**WHAT IS BEING ASKED:** All lines of the material that contain "background" must be copied out.

** PROVIDED MATERIAL follows **

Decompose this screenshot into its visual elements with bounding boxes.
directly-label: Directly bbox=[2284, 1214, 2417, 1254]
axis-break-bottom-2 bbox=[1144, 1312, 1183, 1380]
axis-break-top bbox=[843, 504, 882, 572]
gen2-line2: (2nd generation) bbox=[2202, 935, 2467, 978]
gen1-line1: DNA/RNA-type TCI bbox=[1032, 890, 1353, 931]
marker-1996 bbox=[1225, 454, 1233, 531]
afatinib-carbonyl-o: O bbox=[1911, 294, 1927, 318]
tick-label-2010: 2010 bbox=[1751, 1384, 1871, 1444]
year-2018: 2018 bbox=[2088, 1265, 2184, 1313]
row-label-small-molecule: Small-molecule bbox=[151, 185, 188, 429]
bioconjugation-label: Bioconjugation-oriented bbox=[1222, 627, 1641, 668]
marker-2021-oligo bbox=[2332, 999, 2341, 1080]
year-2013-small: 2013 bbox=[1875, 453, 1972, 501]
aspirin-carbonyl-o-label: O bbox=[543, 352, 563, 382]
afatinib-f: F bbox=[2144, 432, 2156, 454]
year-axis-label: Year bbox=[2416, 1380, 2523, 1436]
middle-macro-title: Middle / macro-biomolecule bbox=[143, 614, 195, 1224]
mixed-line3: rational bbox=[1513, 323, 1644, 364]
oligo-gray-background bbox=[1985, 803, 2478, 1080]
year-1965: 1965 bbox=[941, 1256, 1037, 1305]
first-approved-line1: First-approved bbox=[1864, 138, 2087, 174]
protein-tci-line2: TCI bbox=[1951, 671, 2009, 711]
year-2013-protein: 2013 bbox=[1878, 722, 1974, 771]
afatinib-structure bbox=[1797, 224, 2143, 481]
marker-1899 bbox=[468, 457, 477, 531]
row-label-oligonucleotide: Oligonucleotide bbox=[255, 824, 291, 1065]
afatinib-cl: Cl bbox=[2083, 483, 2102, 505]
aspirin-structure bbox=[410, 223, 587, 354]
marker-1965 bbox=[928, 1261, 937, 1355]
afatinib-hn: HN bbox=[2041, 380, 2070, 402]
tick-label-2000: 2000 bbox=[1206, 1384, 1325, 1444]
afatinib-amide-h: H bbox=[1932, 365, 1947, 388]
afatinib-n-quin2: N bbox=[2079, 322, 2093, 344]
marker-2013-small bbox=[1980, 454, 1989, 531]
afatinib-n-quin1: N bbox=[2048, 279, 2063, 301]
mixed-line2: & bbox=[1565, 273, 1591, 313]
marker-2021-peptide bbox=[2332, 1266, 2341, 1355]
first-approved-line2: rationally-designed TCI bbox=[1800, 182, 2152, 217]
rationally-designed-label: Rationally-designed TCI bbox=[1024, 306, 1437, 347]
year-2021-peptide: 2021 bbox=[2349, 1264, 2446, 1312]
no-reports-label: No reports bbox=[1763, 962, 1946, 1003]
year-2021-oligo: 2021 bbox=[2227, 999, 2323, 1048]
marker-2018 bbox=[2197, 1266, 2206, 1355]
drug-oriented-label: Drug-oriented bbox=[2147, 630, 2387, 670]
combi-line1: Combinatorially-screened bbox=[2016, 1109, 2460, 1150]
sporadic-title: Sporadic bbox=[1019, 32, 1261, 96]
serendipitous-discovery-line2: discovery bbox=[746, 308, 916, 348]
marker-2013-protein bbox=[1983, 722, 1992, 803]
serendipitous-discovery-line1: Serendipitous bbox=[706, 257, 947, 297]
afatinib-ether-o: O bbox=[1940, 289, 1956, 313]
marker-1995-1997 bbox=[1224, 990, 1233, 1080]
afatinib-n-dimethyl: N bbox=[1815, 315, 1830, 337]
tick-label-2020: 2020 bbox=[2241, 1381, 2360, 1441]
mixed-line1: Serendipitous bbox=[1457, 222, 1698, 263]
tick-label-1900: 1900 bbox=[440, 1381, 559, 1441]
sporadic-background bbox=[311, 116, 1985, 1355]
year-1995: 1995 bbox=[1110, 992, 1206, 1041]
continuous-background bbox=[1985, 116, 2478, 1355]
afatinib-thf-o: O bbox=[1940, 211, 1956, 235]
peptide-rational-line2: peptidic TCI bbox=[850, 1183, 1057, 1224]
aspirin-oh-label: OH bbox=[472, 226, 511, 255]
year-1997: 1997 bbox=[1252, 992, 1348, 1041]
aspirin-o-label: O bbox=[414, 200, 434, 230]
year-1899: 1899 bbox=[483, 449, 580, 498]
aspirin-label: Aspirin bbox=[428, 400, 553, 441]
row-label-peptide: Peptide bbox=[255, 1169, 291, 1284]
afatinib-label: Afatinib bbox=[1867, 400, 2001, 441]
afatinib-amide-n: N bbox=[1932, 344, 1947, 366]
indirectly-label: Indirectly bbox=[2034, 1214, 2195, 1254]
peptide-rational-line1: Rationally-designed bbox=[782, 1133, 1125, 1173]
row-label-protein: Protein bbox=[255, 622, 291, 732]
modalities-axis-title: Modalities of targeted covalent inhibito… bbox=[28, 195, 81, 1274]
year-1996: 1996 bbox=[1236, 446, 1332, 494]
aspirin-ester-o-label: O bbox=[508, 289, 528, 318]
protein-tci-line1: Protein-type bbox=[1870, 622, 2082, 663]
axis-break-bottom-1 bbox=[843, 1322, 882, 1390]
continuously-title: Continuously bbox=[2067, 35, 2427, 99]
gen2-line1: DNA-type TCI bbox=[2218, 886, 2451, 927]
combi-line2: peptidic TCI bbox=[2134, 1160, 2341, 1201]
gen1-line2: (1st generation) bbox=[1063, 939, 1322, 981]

** End of PROVIDED MATERIAL **

**FINISHED EXERCISE:**
oligo-gray-background bbox=[1985, 803, 2478, 1080]
sporadic-background bbox=[311, 116, 1985, 1355]
continuous-background bbox=[1985, 116, 2478, 1355]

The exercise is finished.